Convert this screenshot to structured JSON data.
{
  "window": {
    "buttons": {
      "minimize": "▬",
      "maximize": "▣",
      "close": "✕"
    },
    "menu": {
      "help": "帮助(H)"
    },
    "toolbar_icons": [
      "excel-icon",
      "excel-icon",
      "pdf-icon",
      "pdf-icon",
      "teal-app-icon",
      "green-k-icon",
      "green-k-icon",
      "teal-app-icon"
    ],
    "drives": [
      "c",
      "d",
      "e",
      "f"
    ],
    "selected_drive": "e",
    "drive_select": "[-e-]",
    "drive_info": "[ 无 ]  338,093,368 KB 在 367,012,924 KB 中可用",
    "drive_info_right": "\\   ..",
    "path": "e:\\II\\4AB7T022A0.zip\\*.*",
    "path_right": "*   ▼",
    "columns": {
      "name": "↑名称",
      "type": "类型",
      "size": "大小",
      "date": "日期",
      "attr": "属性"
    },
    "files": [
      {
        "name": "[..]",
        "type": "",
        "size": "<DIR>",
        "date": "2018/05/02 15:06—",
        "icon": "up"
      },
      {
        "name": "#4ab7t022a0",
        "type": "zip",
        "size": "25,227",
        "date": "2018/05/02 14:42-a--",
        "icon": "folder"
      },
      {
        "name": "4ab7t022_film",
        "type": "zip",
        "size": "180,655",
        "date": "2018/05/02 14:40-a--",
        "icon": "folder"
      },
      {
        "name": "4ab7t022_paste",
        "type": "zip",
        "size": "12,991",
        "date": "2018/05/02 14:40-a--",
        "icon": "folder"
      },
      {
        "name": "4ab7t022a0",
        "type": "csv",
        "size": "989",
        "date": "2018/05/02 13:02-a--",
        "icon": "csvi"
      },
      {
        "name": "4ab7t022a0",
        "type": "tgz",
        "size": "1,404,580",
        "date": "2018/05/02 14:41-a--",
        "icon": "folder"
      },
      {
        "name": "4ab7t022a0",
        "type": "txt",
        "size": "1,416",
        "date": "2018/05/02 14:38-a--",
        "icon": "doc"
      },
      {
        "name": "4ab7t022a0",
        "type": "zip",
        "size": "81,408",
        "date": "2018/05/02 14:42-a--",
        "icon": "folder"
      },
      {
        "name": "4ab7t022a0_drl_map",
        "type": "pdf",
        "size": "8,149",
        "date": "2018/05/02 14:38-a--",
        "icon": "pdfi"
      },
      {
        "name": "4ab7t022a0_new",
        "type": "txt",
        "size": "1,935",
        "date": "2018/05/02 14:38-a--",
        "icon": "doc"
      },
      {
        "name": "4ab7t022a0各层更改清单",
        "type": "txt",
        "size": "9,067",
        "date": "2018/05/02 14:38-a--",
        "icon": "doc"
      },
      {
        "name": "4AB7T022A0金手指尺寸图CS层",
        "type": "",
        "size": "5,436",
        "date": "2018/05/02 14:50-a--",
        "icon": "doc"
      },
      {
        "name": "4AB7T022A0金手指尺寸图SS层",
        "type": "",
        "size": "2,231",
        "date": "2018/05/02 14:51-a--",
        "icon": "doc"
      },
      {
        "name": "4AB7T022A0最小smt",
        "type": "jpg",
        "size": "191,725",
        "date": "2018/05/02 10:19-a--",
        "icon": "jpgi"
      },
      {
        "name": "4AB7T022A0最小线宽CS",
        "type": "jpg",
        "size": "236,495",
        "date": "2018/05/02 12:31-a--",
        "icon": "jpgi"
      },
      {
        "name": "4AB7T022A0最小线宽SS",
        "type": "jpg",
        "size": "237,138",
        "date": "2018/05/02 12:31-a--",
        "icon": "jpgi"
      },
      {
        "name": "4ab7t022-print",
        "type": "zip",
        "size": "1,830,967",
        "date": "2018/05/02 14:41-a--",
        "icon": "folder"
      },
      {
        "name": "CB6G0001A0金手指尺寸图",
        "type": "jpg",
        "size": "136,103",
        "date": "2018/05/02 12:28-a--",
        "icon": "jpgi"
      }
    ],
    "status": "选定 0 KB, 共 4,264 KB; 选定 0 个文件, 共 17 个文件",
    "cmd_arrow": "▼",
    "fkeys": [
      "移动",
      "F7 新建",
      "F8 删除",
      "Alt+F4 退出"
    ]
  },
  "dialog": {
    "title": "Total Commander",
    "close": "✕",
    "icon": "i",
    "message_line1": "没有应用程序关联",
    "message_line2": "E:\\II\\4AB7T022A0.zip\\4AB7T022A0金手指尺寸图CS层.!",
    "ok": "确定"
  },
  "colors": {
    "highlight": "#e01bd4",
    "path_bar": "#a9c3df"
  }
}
---
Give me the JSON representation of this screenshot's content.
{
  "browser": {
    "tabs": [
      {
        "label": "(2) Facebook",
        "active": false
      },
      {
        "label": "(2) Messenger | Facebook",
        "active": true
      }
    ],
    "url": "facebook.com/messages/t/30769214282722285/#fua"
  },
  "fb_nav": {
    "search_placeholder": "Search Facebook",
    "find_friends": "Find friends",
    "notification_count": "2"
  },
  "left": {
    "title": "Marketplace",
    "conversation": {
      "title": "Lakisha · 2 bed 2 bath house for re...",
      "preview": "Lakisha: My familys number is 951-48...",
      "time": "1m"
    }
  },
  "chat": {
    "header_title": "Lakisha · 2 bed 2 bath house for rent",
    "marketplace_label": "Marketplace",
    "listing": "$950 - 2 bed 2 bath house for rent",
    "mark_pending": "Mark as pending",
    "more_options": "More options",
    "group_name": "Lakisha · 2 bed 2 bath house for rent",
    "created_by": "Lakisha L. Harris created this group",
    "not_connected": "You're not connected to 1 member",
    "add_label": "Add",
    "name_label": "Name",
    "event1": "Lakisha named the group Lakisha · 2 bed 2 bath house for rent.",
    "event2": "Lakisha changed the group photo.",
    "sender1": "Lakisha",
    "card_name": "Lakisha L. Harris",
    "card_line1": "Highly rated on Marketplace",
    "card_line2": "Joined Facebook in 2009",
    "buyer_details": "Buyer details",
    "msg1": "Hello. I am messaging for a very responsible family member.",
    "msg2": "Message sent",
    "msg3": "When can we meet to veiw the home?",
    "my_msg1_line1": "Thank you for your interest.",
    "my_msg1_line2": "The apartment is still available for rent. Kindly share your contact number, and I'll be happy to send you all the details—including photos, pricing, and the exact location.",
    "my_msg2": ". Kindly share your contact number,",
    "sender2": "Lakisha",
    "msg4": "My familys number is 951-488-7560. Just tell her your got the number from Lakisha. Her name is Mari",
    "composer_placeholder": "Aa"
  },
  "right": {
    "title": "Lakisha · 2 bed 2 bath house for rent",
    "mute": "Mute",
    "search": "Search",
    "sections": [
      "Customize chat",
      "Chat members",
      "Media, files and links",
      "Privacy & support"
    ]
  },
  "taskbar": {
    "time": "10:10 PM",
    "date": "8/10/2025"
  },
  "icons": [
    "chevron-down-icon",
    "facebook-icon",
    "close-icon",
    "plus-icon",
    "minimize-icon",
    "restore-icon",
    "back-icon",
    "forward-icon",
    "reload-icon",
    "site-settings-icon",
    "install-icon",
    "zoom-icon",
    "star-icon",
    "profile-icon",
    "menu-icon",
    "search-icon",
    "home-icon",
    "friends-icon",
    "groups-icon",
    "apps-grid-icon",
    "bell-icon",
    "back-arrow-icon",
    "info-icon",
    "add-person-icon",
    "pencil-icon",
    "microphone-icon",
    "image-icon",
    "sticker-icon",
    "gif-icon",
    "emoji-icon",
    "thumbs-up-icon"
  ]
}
==
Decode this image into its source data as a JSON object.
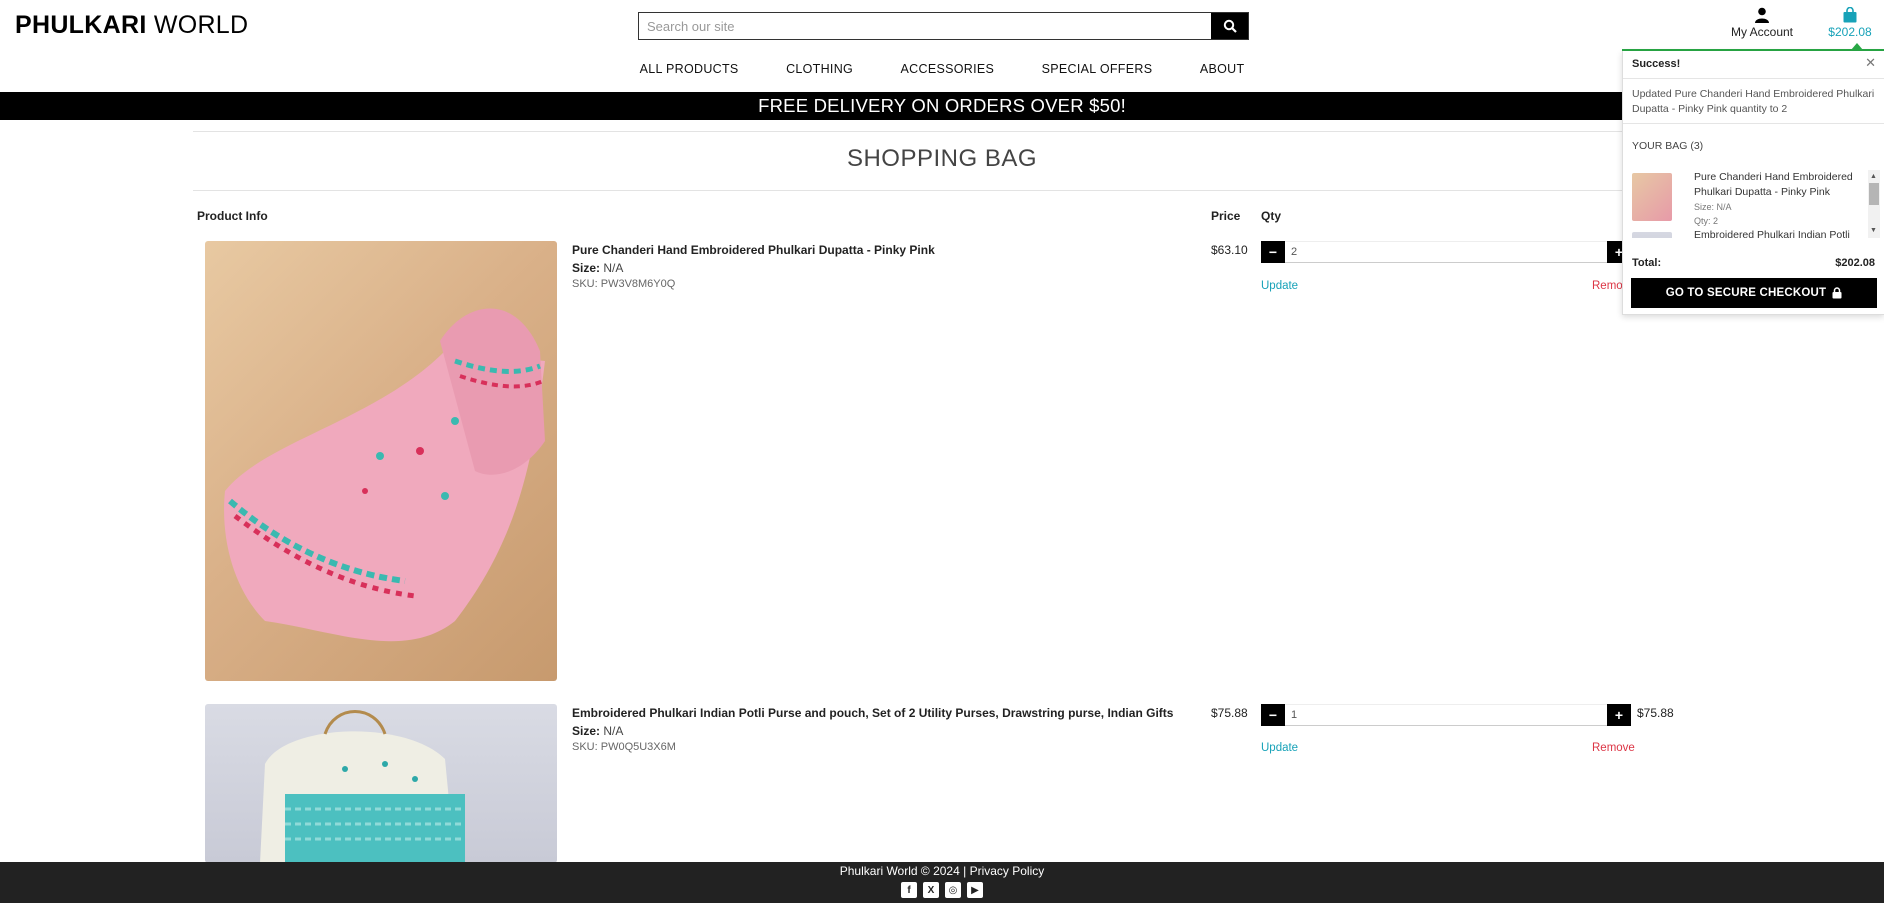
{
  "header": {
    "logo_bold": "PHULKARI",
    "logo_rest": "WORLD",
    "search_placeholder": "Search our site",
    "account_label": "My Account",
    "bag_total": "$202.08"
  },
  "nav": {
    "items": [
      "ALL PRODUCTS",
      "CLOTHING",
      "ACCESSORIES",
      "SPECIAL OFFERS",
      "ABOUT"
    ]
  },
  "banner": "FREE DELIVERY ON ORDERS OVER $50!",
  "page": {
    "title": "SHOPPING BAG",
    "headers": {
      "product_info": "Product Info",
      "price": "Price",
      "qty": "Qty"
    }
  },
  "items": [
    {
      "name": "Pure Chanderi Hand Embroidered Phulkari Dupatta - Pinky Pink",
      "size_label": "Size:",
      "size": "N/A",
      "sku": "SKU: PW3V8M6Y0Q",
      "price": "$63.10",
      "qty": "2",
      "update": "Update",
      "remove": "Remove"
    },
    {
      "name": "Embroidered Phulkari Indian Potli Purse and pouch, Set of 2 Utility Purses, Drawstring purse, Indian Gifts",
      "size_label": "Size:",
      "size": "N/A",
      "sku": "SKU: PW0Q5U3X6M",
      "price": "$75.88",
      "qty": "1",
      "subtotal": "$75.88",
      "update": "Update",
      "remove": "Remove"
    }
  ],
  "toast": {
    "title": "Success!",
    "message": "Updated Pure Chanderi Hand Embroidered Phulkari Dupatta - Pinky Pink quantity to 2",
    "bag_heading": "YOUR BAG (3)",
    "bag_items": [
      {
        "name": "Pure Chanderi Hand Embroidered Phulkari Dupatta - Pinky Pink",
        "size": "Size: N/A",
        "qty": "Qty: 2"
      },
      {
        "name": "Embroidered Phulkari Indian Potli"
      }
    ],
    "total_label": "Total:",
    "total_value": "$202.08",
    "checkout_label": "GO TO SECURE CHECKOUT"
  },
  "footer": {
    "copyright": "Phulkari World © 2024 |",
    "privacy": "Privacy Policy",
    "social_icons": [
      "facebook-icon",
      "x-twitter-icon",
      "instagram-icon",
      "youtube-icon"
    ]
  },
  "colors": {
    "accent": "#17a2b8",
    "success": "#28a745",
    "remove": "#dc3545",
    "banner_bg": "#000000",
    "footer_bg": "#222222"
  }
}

### EXERCISE BRIEF
Read the entries and pick out all lines that include the word "contact".

### FULL OUTPUT
    "my_msg1_line2": "The apartment is still available for rent. Kindly share your contact number, and I'll be happy to send you all the details—including photos, pricing, and the exact location.",
    "my_msg2": ". Kindly share your contact number,",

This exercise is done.